What you should do » Transcribe the whole listing below without changing a word, but leave out every image.

Task input »
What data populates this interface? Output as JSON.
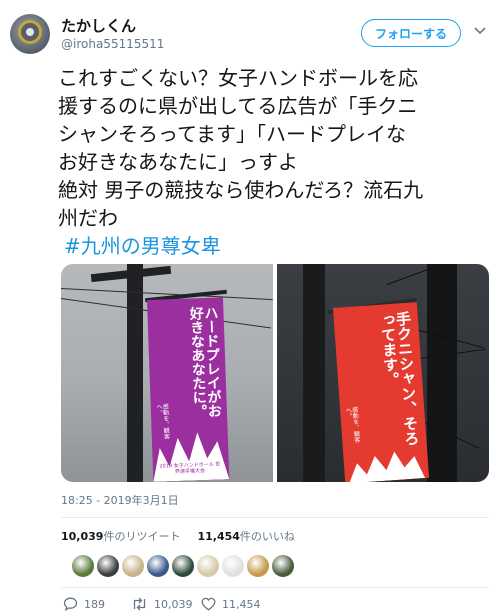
{
  "user": {
    "display_name": "たかしくん",
    "handle": "@iroha55115511"
  },
  "follow_button": {
    "label": "フォローする"
  },
  "tweet": {
    "lines": [
      "これすごくない？女子ハンドボールを応",
      "援するのに県が出してる広告が「手クニ",
      "シャンそろってます」「ハードプレイな",
      "お好きなあなたに」っすよ",
      "絶対 男子の競技なら使わんだろ？流石九",
      "州だわ"
    ],
    "hashtag": "#九州の男尊女卑"
  },
  "photos": {
    "left": {
      "banner_text_main": "ハードプレイがお好きなあなたに。",
      "banner_small": "2019 女子ハンドボール 世界選手権大会",
      "banner_side": "感動を、観客へ。",
      "banner_color": "#9b2fa0"
    },
    "right": {
      "banner_text_main": "手クニシャン、そろってます。",
      "banner_side": "感動を、観客へ。",
      "banner_color": "#e43a2f"
    }
  },
  "timestamp": "18:25 - 2019年3月1日",
  "stats": {
    "retweets_count": "10,039",
    "retweets_label": "件のリツイート",
    "likes_count": "11,454",
    "likes_label": "件のいいね"
  },
  "likers": [
    {
      "name": "liker-avatar-1",
      "color": "#5a7a3c"
    },
    {
      "name": "liker-avatar-2",
      "color": "#3a3d40"
    },
    {
      "name": "liker-avatar-3",
      "color": "#c8b28a"
    },
    {
      "name": "liker-avatar-4",
      "color": "#3a5a8a"
    },
    {
      "name": "liker-avatar-5",
      "color": "#2c4a3a"
    },
    {
      "name": "liker-avatar-6",
      "color": "#d6c9a8"
    },
    {
      "name": "liker-avatar-7",
      "color": "#e0e0e0"
    },
    {
      "name": "liker-avatar-8",
      "color": "#c49a4a"
    },
    {
      "name": "liker-avatar-9",
      "color": "#4a5b3c"
    }
  ],
  "actions": {
    "reply_count": "189",
    "retweet_count": "10,039",
    "like_count": "11,454"
  },
  "colors": {
    "accent": "#1da1f2",
    "hashtag": "#1b95e0",
    "secondary_text": "#657786"
  }
}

Expected answer »
What data populates this interface? Output as JSON.
{
  "user": {
    "display_name": "たかしくん",
    "handle": "@iroha55115511"
  },
  "follow_button": {
    "label": "フォローする"
  },
  "tweet": {
    "lines": [
      "これすごくない？女子ハンドボールを応",
      "援するのに県が出してる広告が「手クニ",
      "シャンそろってます」「ハードプレイな",
      "お好きなあなたに」っすよ",
      "絶対 男子の競技なら使わんだろ？流石九",
      "州だわ"
    ],
    "hashtag": "#九州の男尊女卑"
  },
  "photos": {
    "left": {
      "banner_text_main": "ハードプレイがお好きなあなたに。",
      "banner_small": "2019 女子ハンドボール 世界選手権大会",
      "banner_side": "感動を、観客へ。",
      "banner_color": "#9b2fa0"
    },
    "right": {
      "banner_text_main": "手クニシャン、そろってます。",
      "banner_side": "感動を、観客へ。",
      "banner_color": "#e43a2f"
    }
  },
  "timestamp": "18:25 - 2019年3月1日",
  "stats": {
    "retweets_count": "10,039",
    "retweets_label": "件のリツイート",
    "likes_count": "11,454",
    "likes_label": "件のいいね"
  },
  "likers": [
    {
      "name": "liker-avatar-1",
      "color": "#5a7a3c"
    },
    {
      "name": "liker-avatar-2",
      "color": "#3a3d40"
    },
    {
      "name": "liker-avatar-3",
      "color": "#c8b28a"
    },
    {
      "name": "liker-avatar-4",
      "color": "#3a5a8a"
    },
    {
      "name": "liker-avatar-5",
      "color": "#2c4a3a"
    },
    {
      "name": "liker-avatar-6",
      "color": "#d6c9a8"
    },
    {
      "name": "liker-avatar-7",
      "color": "#e0e0e0"
    },
    {
      "name": "liker-avatar-8",
      "color": "#c49a4a"
    },
    {
      "name": "liker-avatar-9",
      "color": "#4a5b3c"
    }
  ],
  "actions": {
    "reply_count": "189",
    "retweet_count": "10,039",
    "like_count": "11,454"
  },
  "colors": {
    "accent": "#1da1f2",
    "hashtag": "#1b95e0",
    "secondary_text": "#657786"
  }
}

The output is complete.